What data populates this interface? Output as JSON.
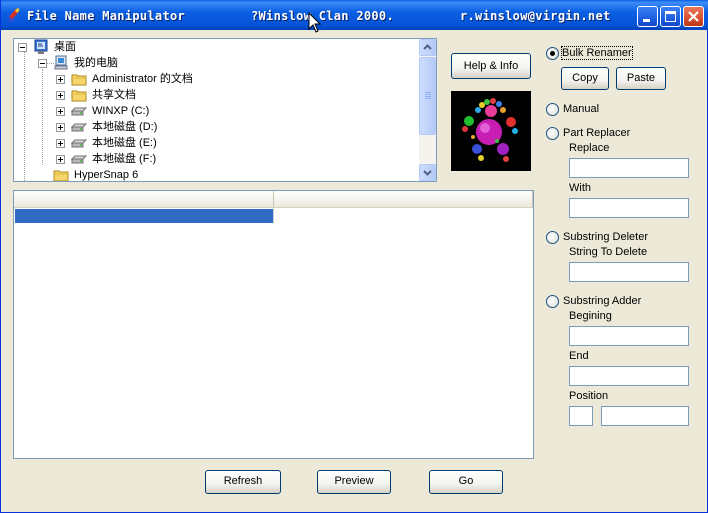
{
  "window": {
    "title_app": "File Name Manipulator",
    "title_author": "?Winslow Clan 2000.",
    "title_email": "r.winslow@virgin.net"
  },
  "tree": {
    "items": [
      {
        "label": "桌面",
        "icon": "desktop-icon"
      },
      {
        "label": "我的电脑",
        "icon": "computer-icon"
      },
      {
        "label": "Administrator 的文档",
        "icon": "folder-icon"
      },
      {
        "label": "共享文档",
        "icon": "folder-icon"
      },
      {
        "label": "WINXP (C:)",
        "icon": "drive-icon"
      },
      {
        "label": "本地磁盘 (D:)",
        "icon": "drive-icon"
      },
      {
        "label": "本地磁盘 (E:)",
        "icon": "drive-icon"
      },
      {
        "label": "本地磁盘 (F:)",
        "icon": "drive-icon"
      },
      {
        "label": "HyperSnap 6",
        "icon": "folder-icon"
      }
    ]
  },
  "buttons": {
    "help": "Help & Info",
    "copy": "Copy",
    "paste": "Paste",
    "refresh": "Refresh",
    "preview": "Preview",
    "go": "Go"
  },
  "options": {
    "bulk_renamer": "Bulk Renamer",
    "manual": "Manual",
    "part_replacer": "Part Replacer",
    "replace": "Replace",
    "with": "With",
    "substring_deleter": "Substring Deleter",
    "string_to_delete": "String To Delete",
    "substring_adder": "Substring Adder",
    "begining": "Begining",
    "end": "End",
    "position": "Position",
    "selected": "bulk_renamer"
  },
  "colors": {
    "titlebar": "#0553d6",
    "selection": "#316ac5",
    "face": "#ece9d8"
  }
}
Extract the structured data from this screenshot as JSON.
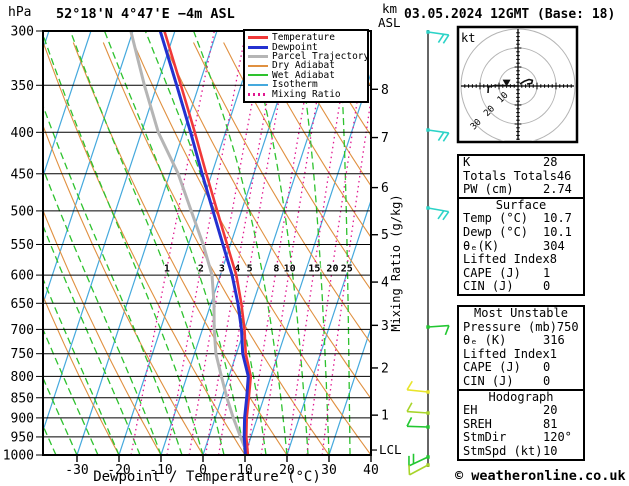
{
  "header": {
    "pressure_unit": "hPa",
    "station": "52°18'N 4°47'E −4m ASL",
    "datetime": "03.05.2024 12GMT (Base: 18)",
    "altitude_unit_line1": "km",
    "altitude_unit_line2": "ASL"
  },
  "legend": {
    "items": [
      {
        "label": "Temperature",
        "color": "#f03838",
        "style": "solid"
      },
      {
        "label": "Dewpoint",
        "color": "#2431d0",
        "style": "solid"
      },
      {
        "label": "Parcel Trajectory",
        "color": "#b5b5b5",
        "style": "solid"
      },
      {
        "label": "Dry Adiabat",
        "color": "#e09040",
        "style": "thin"
      },
      {
        "label": "Wet Adiabat",
        "color": "#2ec22e",
        "style": "thin"
      },
      {
        "label": "Isotherm",
        "color": "#45a9dd",
        "style": "thin"
      },
      {
        "label": "Mixing Ratio",
        "color": "#e01890",
        "style": "dotted"
      }
    ]
  },
  "axes": {
    "pressure_ticks": [
      300,
      350,
      400,
      450,
      500,
      550,
      600,
      650,
      700,
      750,
      800,
      850,
      900,
      950,
      1000
    ],
    "temp_ticks": [
      -30,
      -20,
      -10,
      0,
      10,
      20,
      30,
      40
    ],
    "xlabel": "Dewpoint / Temperature (°C)",
    "km_ticks": [
      {
        "km": 8,
        "p": 354
      },
      {
        "km": 7,
        "p": 406
      },
      {
        "km": 6,
        "p": 468
      },
      {
        "km": 5,
        "p": 535
      },
      {
        "km": 4,
        "p": 612
      },
      {
        "km": 3,
        "p": 692
      },
      {
        "km": 2,
        "p": 781
      },
      {
        "km": 1,
        "p": 893
      }
    ],
    "lcl": {
      "label": "LCL",
      "p": 986
    },
    "right_axis_label": "Mixing Ratio (g/kg)",
    "mixing_ratio_values": [
      1,
      2,
      3,
      4,
      5,
      8,
      10,
      15,
      20,
      25
    ],
    "mixing_ratio_label_pressure": 588
  },
  "chart_data": {
    "type": "line",
    "title": "Skew-T log-P sounding",
    "xlabel": "Dewpoint / Temperature (°C)",
    "ylabel": "hPa",
    "xlim": [
      -40,
      40
    ],
    "p_top": 300,
    "p_bottom": 1000,
    "pressure_levels": [
      1000,
      950,
      900,
      850,
      800,
      750,
      700,
      650,
      600,
      550,
      500,
      450,
      400,
      350,
      300
    ],
    "series": [
      {
        "name": "Temperature",
        "color": "#f03838",
        "width": 2.6,
        "values": [
          10.7,
          8.9,
          7.5,
          6.4,
          5.2,
          2.2,
          0.0,
          -2.8,
          -6.2,
          -10.8,
          -15.8,
          -21.3,
          -27.3,
          -34.3,
          -42.5
        ]
      },
      {
        "name": "Dewpoint",
        "color": "#2431d0",
        "width": 3,
        "values": [
          10.1,
          8.4,
          7.0,
          5.9,
          4.6,
          1.5,
          -0.7,
          -3.6,
          -7.2,
          -11.8,
          -16.8,
          -22.3,
          -28.3,
          -35.3,
          -43.5
        ]
      },
      {
        "name": "Parcel Trajectory",
        "color": "#b5b5b5",
        "width": 3,
        "values": [
          10.7,
          7.5,
          4.3,
          1.2,
          -1.8,
          -4.9,
          -7.2,
          -9.3,
          -12.0,
          -16.5,
          -22.0,
          -28.0,
          -36.0,
          -43.0,
          -50.5
        ]
      }
    ],
    "background": {
      "isotherm_step": 10,
      "dry_adiabat_step": 10,
      "wet_adiabat_step": 5,
      "colors": {
        "isotherm": "#45a9dd",
        "dry_adiabat": "#e09040",
        "wet_adiabat": "#2ec22e",
        "mixing_ratio": "#e01890",
        "grid": "#000000"
      }
    }
  },
  "indices": {
    "summary": {
      "rows": [
        [
          "K",
          "28"
        ],
        [
          "Totals Totals",
          "46"
        ],
        [
          "PW (cm)",
          "2.74"
        ]
      ]
    },
    "surface": {
      "title": "Surface",
      "rows": [
        [
          "Temp (°C)",
          "10.7"
        ],
        [
          "Dewp (°C)",
          "10.1"
        ],
        [
          "θₑ(K)",
          "304"
        ],
        [
          "Lifted Index",
          "8"
        ],
        [
          "CAPE (J)",
          "1"
        ],
        [
          "CIN (J)",
          "0"
        ]
      ]
    },
    "most_unstable": {
      "title": "Most Unstable",
      "rows": [
        [
          "Pressure (mb)",
          "750"
        ],
        [
          "θₑ (K)",
          "316"
        ],
        [
          "Lifted Index",
          "1"
        ],
        [
          "CAPE (J)",
          "0"
        ],
        [
          "CIN (J)",
          "0"
        ]
      ]
    },
    "hodograph_stats": {
      "title": "Hodograph",
      "rows": [
        [
          "EH",
          "20"
        ],
        [
          "SREH",
          "81"
        ],
        [
          "StmDir",
          "120°"
        ],
        [
          "StmSpd (kt)",
          "10"
        ]
      ]
    }
  },
  "hodograph": {
    "unit_label": "kt",
    "ring_values": [
      10,
      20,
      30
    ],
    "trace_main": [
      [
        -15.8,
        -3.7
      ],
      [
        -15.6,
        -0.5
      ],
      [
        -12,
        0.3
      ],
      [
        -8,
        0.2
      ],
      [
        -4,
        0.1
      ],
      [
        0,
        0
      ]
    ],
    "trace_upper": [
      [
        1,
        1
      ],
      [
        3.5,
        2.6
      ],
      [
        5.8,
        3.4
      ],
      [
        7.6,
        3.0
      ],
      [
        7.2,
        1.4
      ],
      [
        4.8,
        1.0
      ]
    ],
    "storm_motion": [
      -6,
      1.8
    ]
  },
  "wind_barbs": [
    {
      "y": 32,
      "color": "#2bd3c7",
      "angle": 8,
      "feathers": 2
    },
    {
      "y": 130,
      "color": "#2bd3c7",
      "angle": 8,
      "feathers": 2
    },
    {
      "y": 208,
      "color": "#2bd3c7",
      "angle": 10,
      "feathers": 2
    },
    {
      "y": 327,
      "color": "#22c731",
      "angle": -4,
      "feathers": 1
    },
    {
      "y": 392,
      "color": "#e9e52b",
      "angle": 186,
      "feathers": 1
    },
    {
      "y": 413,
      "color": "#a8d42a",
      "angle": 184,
      "feathers": 1
    },
    {
      "y": 427,
      "color": "#22c731",
      "angle": 182,
      "feathers": 1
    },
    {
      "y": 457,
      "color": "#22c731",
      "angle": 155,
      "feathers": 2
    },
    {
      "y": 465,
      "color": "#a8d42a",
      "angle": 152,
      "feathers": 1
    }
  ],
  "footer": {
    "copyright": "© weatheronline.co.uk"
  }
}
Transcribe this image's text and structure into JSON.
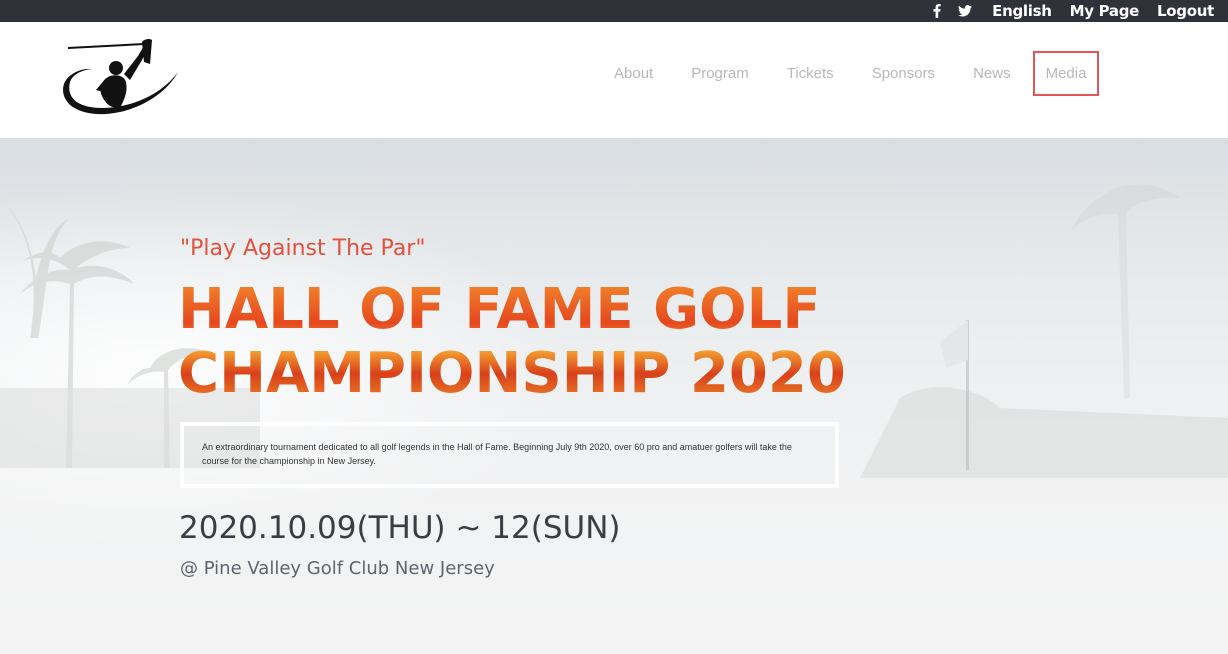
{
  "topbar": {
    "social_icons": [
      "facebook-icon",
      "twitter-icon"
    ],
    "links": {
      "language": "English",
      "my_page": "My Page",
      "logout": "Logout"
    }
  },
  "nav": {
    "items": [
      "About",
      "Program",
      "Tickets",
      "Sponsors",
      "News",
      "Media"
    ],
    "highlight_color": "#e15757"
  },
  "hero": {
    "tagline": "\"Play Against The Par\"",
    "title_line1": "HALL OF FAME GOLF",
    "title_line2": "CHAMPIONSHIP 2020",
    "description": "An extraordinary tournament dedicated to all golf legends in the Hall of Fame. Beginning July 9th 2020, over 60 pro and amatuer golfers will take the course for the championship in New Jersey.",
    "date": "2020.10.09(THU) ~ 12(SUN)",
    "venue": "@ Pine Valley Golf Club New Jersey"
  },
  "colors": {
    "topbar_bg": "#2f3239",
    "accent_red": "#e3513c",
    "nav_text": "#b8b8b8"
  }
}
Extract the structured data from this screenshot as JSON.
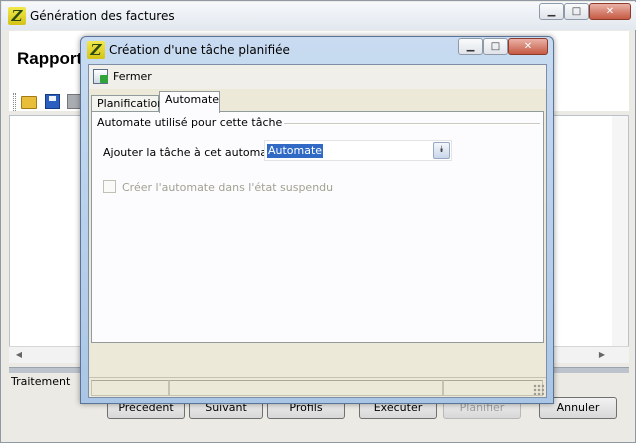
{
  "main_window": {
    "title": "Génération des factures",
    "heading": "Rapport",
    "caption_buttons": {
      "minimize": "▁",
      "maximize": "□",
      "close": "✕"
    },
    "traitement_label": "Traitement",
    "buttons": {
      "precedent": "Précédent",
      "suivant": "Suivant",
      "profils": "Profils",
      "executer": "Exécuter",
      "planifier": "Planifier",
      "annuler": "Annuler"
    }
  },
  "dialog": {
    "title": "Création d'une tâche planifiée",
    "caption_buttons": {
      "minimize": "▁",
      "maximize": "□",
      "close": "✕"
    },
    "toolbar": {
      "close_label": "Fermer"
    },
    "tabs": [
      {
        "label": "Planification",
        "active": false
      },
      {
        "label": "Automate",
        "active": true
      }
    ],
    "panel": {
      "group_title": "Automate utilisé pour cette tâche",
      "field_label": "Ajouter la tâche à cet automate :",
      "select_value": "Automate",
      "select_arrow": "⯯",
      "checkbox_label": "Créer l'automate dans l'état suspendu",
      "checkbox_checked": false,
      "checkbox_enabled": false
    }
  },
  "icons": {
    "app": "Z",
    "scroll_left": "◀",
    "scroll_right": "▶"
  },
  "colors": {
    "selection": "#316ac5",
    "dialog_frame": "#aac6e6"
  }
}
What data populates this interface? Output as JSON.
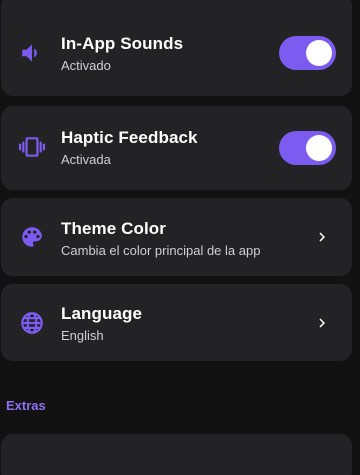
{
  "colors": {
    "accent": "#7c5cf0",
    "card": "#232326",
    "background": "#121212"
  },
  "settings": {
    "sounds": {
      "icon": "volume-icon",
      "title": "In-App Sounds",
      "subtitle": "Activado",
      "enabled": true
    },
    "haptic": {
      "icon": "vibration-icon",
      "title": "Haptic Feedback",
      "subtitle": "Activada",
      "enabled": true
    },
    "theme": {
      "icon": "palette-icon",
      "title": "Theme Color",
      "subtitle": "Cambia el color principal de la app"
    },
    "language": {
      "icon": "globe-icon",
      "title": "Language",
      "subtitle": "English"
    }
  },
  "extras": {
    "header": "Extras"
  }
}
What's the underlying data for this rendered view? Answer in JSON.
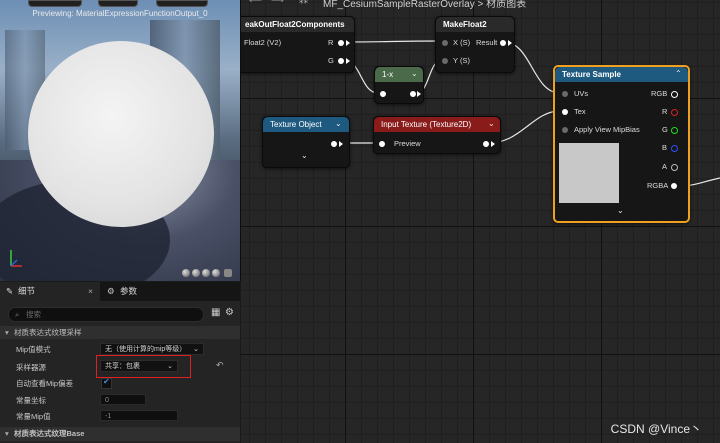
{
  "preview": {
    "title": "Previewing: MaterialExpressionFunctionOutput_0"
  },
  "graph_header": {
    "title": "MF_CesiumSampleRasterOverlay > 材质图表"
  },
  "details": {
    "tab_details": "细节",
    "tab_params": "参数",
    "search_placeholder": "搜索",
    "section1": "材质表达式纹理采样",
    "rows": {
      "mip_mode_label": "Mip值模式",
      "mip_mode_value": "无（使用计算的mip等级）",
      "sampler_label": "采样器源",
      "sampler_value": "共享：包裹",
      "auto_mip_label": "自动查看Mip偏差",
      "const_coord_label": "常量坐标",
      "const_coord_value": "0",
      "const_mip_label": "常量Mip值",
      "const_mip_value": "-1"
    },
    "section2": "材质表达式纹理Base"
  },
  "nodes": {
    "break": {
      "title": "eakOutFloat2Components",
      "pin_in": "Float2 (V2)",
      "pin_r": "R",
      "pin_g": "G"
    },
    "make": {
      "title": "MakeFloat2",
      "pin_x": "X (S)",
      "pin_y": "Y (S)",
      "pin_out": "Result"
    },
    "oneminus": {
      "title": "1-x"
    },
    "texobj": {
      "title": "Texture Object"
    },
    "input": {
      "title": "Input Texture (Texture2D)",
      "pin_preview": "Preview"
    },
    "sample": {
      "title": "Texture Sample",
      "pin_uvs": "UVs",
      "pin_tex": "Tex",
      "pin_mip": "Apply View MipBias",
      "out_rgb": "RGB",
      "out_r": "R",
      "out_g": "G",
      "out_b": "B",
      "out_a": "A",
      "out_rgba": "RGBA"
    }
  },
  "colors": {
    "input_header": "#8a1b1b",
    "texobj_header": "#1e5a80",
    "sample_header": "#1e5a80",
    "oneminus_header": "#4a6a4a",
    "selection": "#f0a020",
    "highlight_box": "#e02020"
  },
  "watermark": "CSDN @Vince丶"
}
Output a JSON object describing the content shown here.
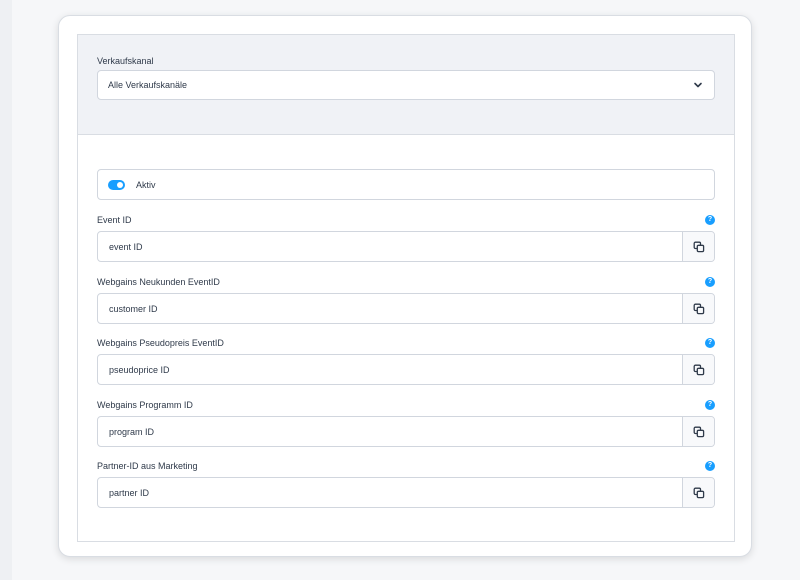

━━━━━━━━

▶ **Objective**:
Check each line above for "Temperature" and return the ones that have it.

▶ **In response**:
        "label": "Temperature",
    "xlabel": "Dewpoint / Temperature (°C)",
    "xlabel": "Dewpoint / Temperature (°C)",
        "name": "Temperature",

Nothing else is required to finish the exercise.